**Work to do**
(a) In the workforce planning README, what size of table does the Excel file of transition probabilities expect?
(b) Carry on writing the workforce planning README from the point where it stops.

**Excerpted passage**
This repository contains the code and data for the paper Strategic Workforce Planning with Deep Reinforcement Learning
presented at the LOD
22 conference. If you use this code, please cite:
@inproceedings{smit2022,
title={Strategic Workforce Planning with Deep Reinforcement Learning},
author={Smit, Yannick and den Hengst, Floris and Bhulai, Sandjai and Mehdad, Ehsan},
booktitle={International Conference on Machine Learning, Optimization, and Data Science},
year={2022},
organization={Springer}
}
In the paper, an approach is presented to optimize management decisions about an organizations workforce using a cohort model. If a target headcount can be formulated up-front, an analytical optimum can be determined with linear programming (LP). However, such an operational target is hard to formulate in practice, in which case high-level strategic objectives are to be used instead.
We argue that DRL is preferred over the established LP approach for strategic objectives. We show that this is the case if these objectives are nonlinear in the workforce composition and if the system is stochastic.
In practice, we expect both to nonlinearity and stochasticity in realistic SWP problems.
Install the requirements in requirements.txt
using e.g. conda:
conda create --name swp-with-drl --file requirements.txt
In order to run the code on your own workforce, two types of input are required:
- a custom Markov chain, which can be inferred from data.
See
example_transition_probability_matrix.xlsx
for an example of the Markov chain format in this code. - Organisation parameters such as salary costs, hiring costs, goal workforce etc.
The Excel file containing transition probabilities expects an n+1 x n+1 table, where n is the number of cohorts. The entry at row i and column j contains the probability of movement from cohort i to cohort j. The first row and the first column contain the labels of the cohorts.
The transition probabilities can be estimated from corporate data as described in Section 3.2 the aforementioned paper.

**Source material**
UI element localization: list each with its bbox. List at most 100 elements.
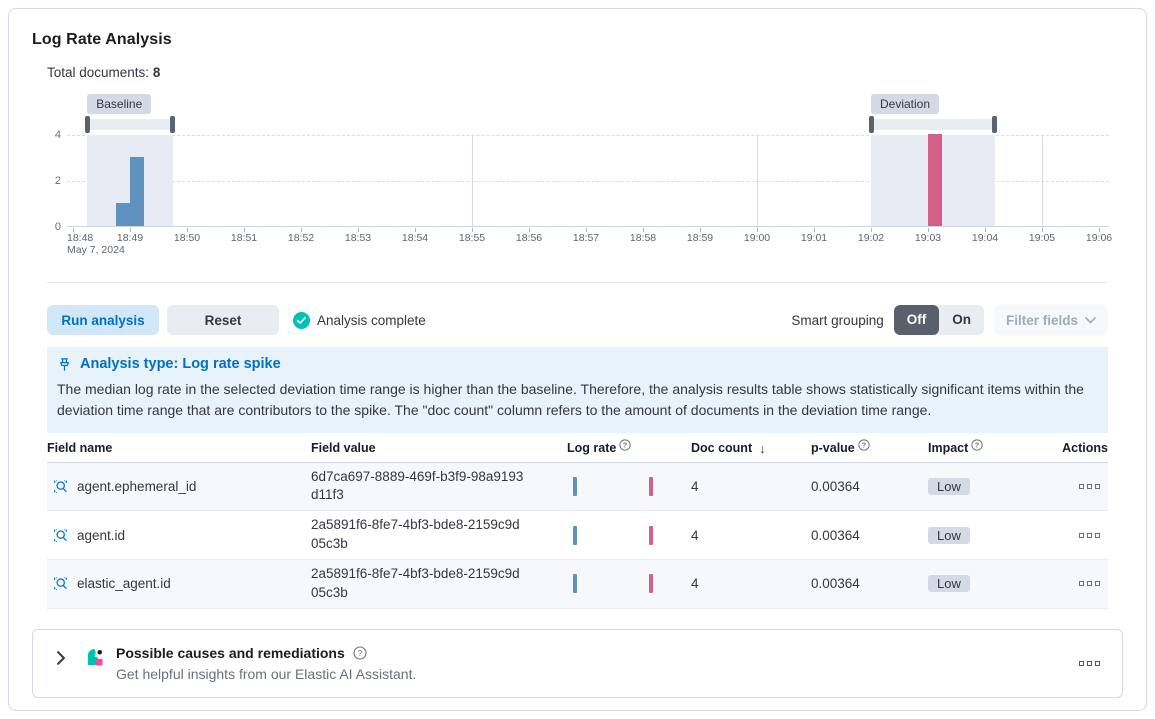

**Outputs**
(a) An n+1 x n+1 table, where n is the number of cohorts.

(b)
Finally, set the path to the .xlsx
file with these probabilities in the
class for your experiment in predefined_models.py
.
A number of parameters that change per organisation can be set in
predefined_models.py
. These parameters are set per cohort. If more
fine-grained information is available, you can choose to either change the
problem structure by introducing new cohorts or to aggregate the costs to a
cohort-level by a weighted average.
Select an environment model and train a DRL agent:
from predefined_models import CaseStudyTarget
from utils import train_model
# Set environmental parameters (optional)
env_kwargs = dict(
random_start_percentage=0.5,
)
# Set PPO parameters (optional)
agent_kwargs = dict(
learning_rate = 1e-5,
n_steps = 256,
batch_size = 32,
n_epochs = 9,
gamma = 0.95,
gae_lambda = 0.9,
clip_range = 0.2,
ent_coef = 0.01,
vf_coef = 0.5,
verbose = 1,
)
# Train DRL agent
model = train_model(
CaseStudyTarget, # Set environment model here
time_steps=1e4, # Number of training steps
agent_kwargs=agent_kwargs,
env_kwargs=env_kwargs,
model_name='example-model-name', # Set a custom name for the model
constrain_firing=False, # Set to True for constrained firing models
show=True,
)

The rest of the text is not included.